> [AVAILABLE DATA]
....

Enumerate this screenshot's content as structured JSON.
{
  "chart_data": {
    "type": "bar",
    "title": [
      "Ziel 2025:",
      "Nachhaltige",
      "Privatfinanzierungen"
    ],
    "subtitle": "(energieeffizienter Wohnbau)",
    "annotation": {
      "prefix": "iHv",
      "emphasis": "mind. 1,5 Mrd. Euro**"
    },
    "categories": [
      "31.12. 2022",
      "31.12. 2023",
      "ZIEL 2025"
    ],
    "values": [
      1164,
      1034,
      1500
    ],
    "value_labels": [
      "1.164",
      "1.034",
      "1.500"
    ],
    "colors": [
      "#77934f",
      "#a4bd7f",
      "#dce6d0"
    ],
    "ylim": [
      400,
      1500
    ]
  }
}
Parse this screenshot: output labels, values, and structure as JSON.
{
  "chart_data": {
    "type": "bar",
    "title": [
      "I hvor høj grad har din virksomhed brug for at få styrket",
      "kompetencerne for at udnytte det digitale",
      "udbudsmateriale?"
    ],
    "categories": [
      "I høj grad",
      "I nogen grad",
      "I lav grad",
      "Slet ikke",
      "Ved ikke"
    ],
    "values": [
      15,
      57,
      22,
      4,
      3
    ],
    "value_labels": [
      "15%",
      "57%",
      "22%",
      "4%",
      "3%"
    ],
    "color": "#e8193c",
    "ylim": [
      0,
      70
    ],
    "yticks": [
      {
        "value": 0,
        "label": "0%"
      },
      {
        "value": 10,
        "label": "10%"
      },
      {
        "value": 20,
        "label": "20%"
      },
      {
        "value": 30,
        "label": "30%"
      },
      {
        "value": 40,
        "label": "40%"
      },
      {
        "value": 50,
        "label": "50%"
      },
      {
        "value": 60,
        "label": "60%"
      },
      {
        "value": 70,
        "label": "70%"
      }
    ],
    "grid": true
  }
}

....

> [DIRECTIVE]
Print back all the lines verbatim.

> [EXERCISE OUTPUT]
Enumerate this screenshot's content as structured JSON.
{
  "chart_data": {
    "type": "bar",
    "title": [
      "Ziel 2025:",
      "Nachhaltige",
      "Privatfinanzierungen"
    ],
    "subtitle": "(energieeffizienter Wohnbau)",
    "annotation": {
      "prefix": "iHv",
      "emphasis": "mind. 1,5 Mrd. Euro**"
    },
    "categories": [
      "31.12. 2022",
      "31.12. 2023",
      "ZIEL 2025"
    ],
    "values": [
      1164,
      1034,
      1500
    ],
    "value_labels": [
      "1.164",
      "1.034",
      "1.500"
    ],
    "colors": [
      "#77934f",
      "#a4bd7f",
      "#dce6d0"
    ],
    "ylim": [
      400,
      1500
    ]
  }
}
Parse this screenshot: output labels, values, and structure as JSON.
{
  "chart_data": {
    "type": "bar",
    "title": [
      "I hvor høj grad har din virksomhed brug for at få styrket",
      "kompetencerne for at udnytte det digitale",
      "udbudsmateriale?"
    ],
    "categories": [
      "I høj grad",
      "I nogen grad",
      "I lav grad",
      "Slet ikke",
      "Ved ikke"
    ],
    "values": [
      15,
      57,
      22,
      4,
      3
    ],
    "value_labels": [
      "15%",
      "57%",
      "22%",
      "4%",
      "3%"
    ],
    "color": "#e8193c",
    "ylim": [
      0,
      70
    ],
    "yticks": [
      {
        "value": 0,
        "label": "0%"
      },
      {
        "value": 10,
        "label": "10%"
      },
      {
        "value": 20,
        "label": "20%"
      },
      {
        "value": 30,
        "label": "30%"
      },
      {
        "value": 40,
        "label": "40%"
      },
      {
        "value": 50,
        "label": "50%"
      },
      {
        "value": 60,
        "label": "60%"
      },
      {
        "value": 70,
        "label": "70%"
      }
    ],
    "grid": true
  }
}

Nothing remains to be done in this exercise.